═══ Excerpted data ═══

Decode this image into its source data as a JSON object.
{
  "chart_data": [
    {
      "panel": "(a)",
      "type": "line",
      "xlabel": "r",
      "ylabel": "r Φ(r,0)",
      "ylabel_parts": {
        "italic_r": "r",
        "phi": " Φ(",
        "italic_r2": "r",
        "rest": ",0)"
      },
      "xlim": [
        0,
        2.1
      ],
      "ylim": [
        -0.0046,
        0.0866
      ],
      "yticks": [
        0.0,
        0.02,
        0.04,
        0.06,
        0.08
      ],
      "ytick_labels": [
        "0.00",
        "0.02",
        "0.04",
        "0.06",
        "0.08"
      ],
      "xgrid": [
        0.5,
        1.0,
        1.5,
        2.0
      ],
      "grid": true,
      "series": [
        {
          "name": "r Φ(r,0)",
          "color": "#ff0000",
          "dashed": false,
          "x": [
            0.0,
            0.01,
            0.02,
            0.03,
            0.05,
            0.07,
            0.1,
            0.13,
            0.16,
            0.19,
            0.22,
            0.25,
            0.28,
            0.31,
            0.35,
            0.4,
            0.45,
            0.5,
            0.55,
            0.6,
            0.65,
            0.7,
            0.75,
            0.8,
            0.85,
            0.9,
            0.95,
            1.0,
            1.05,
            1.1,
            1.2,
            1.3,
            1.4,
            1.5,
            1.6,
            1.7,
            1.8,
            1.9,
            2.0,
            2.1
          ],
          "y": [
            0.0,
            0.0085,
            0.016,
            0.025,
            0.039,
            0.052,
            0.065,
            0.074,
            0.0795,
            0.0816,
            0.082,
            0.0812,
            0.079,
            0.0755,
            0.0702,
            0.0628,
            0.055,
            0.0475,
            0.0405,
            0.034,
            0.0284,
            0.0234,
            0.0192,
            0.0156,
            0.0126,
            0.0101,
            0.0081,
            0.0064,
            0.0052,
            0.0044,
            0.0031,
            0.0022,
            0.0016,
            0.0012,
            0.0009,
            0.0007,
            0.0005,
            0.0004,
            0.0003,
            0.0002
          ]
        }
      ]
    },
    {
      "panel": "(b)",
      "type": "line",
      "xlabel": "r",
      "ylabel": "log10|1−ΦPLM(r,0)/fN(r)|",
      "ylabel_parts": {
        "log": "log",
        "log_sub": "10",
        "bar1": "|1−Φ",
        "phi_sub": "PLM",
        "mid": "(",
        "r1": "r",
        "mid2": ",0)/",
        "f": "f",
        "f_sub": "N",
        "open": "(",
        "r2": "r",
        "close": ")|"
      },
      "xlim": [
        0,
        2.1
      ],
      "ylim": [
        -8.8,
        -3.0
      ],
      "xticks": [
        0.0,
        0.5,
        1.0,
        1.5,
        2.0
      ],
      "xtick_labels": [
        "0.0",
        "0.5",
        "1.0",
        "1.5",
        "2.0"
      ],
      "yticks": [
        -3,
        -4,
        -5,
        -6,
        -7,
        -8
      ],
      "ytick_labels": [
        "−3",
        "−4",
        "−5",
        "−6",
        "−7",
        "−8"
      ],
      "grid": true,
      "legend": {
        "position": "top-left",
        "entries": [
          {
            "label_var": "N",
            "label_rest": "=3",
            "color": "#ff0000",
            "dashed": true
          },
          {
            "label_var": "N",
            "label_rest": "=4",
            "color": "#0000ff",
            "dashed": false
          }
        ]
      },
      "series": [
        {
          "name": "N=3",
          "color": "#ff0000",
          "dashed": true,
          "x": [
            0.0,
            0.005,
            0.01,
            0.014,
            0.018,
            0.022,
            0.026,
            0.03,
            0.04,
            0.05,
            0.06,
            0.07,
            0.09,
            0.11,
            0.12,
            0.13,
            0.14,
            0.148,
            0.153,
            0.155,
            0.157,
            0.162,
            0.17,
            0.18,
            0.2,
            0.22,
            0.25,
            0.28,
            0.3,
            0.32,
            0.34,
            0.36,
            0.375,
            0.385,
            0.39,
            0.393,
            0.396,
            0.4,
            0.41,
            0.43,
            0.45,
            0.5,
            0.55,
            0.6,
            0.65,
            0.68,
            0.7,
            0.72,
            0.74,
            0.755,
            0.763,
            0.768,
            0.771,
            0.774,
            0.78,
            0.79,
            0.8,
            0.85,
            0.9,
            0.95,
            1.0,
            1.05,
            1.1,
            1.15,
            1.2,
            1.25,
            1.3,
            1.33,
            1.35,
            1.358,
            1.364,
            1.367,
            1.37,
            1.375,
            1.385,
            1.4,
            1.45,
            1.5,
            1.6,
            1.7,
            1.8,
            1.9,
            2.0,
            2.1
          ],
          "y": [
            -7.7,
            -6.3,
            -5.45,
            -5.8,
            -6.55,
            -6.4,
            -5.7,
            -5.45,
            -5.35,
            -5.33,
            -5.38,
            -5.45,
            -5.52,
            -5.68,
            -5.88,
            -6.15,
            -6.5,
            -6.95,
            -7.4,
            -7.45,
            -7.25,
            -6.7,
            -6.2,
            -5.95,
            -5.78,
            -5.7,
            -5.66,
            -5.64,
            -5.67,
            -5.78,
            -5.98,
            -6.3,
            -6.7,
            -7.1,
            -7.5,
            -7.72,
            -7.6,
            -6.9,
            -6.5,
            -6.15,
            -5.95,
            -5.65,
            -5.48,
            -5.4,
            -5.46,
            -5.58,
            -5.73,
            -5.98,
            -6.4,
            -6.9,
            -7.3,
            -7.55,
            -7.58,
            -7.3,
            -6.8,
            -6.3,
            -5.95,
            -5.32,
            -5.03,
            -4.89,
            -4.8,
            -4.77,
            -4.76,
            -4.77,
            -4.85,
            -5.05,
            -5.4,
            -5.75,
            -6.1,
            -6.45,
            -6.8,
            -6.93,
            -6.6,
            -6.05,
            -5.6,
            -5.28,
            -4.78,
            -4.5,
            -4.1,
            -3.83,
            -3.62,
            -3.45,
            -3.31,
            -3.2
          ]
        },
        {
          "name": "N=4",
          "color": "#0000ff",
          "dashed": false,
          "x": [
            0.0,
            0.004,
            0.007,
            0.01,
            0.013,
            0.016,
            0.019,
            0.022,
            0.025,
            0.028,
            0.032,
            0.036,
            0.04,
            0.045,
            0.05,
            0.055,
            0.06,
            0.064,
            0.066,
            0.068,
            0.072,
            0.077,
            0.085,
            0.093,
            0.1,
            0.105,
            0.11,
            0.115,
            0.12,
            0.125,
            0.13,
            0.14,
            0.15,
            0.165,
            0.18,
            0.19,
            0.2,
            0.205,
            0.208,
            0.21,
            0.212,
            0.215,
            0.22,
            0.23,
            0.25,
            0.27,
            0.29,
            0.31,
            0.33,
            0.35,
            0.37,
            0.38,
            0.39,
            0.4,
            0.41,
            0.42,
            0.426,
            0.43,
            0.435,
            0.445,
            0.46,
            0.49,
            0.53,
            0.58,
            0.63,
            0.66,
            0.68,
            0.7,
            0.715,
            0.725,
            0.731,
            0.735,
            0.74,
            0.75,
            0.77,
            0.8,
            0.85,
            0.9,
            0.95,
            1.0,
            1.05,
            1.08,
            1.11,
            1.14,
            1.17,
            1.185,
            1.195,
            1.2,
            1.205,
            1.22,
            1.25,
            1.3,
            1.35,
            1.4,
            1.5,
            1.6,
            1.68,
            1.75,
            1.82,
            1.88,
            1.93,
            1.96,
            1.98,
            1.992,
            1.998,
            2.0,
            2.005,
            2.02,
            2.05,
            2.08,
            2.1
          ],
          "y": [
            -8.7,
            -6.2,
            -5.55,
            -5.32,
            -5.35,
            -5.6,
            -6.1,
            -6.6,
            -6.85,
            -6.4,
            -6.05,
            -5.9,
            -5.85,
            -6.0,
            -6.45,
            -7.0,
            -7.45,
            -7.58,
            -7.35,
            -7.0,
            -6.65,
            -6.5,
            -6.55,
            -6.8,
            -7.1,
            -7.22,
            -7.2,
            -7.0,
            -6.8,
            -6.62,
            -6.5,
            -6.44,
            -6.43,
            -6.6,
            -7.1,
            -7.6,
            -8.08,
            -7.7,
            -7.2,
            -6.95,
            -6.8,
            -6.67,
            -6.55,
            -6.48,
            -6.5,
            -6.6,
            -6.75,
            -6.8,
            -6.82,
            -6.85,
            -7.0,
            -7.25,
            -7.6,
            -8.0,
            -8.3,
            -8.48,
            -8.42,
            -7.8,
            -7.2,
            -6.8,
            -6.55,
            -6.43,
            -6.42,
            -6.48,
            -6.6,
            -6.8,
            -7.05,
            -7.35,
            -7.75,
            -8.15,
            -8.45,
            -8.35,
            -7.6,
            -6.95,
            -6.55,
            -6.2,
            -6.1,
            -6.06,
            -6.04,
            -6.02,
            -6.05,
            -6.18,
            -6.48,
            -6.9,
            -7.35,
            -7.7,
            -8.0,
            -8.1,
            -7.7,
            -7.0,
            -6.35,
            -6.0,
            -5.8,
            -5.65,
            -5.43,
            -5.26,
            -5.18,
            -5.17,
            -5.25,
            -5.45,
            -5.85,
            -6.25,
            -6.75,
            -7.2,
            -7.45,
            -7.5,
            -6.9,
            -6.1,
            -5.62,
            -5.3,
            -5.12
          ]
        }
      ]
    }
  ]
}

═══

Directions —
Give every line of the material that includes the string "true".

Result of this exercise —
      "grid": true,
      "grid": true,
            "dashed": true
          "dashed": true,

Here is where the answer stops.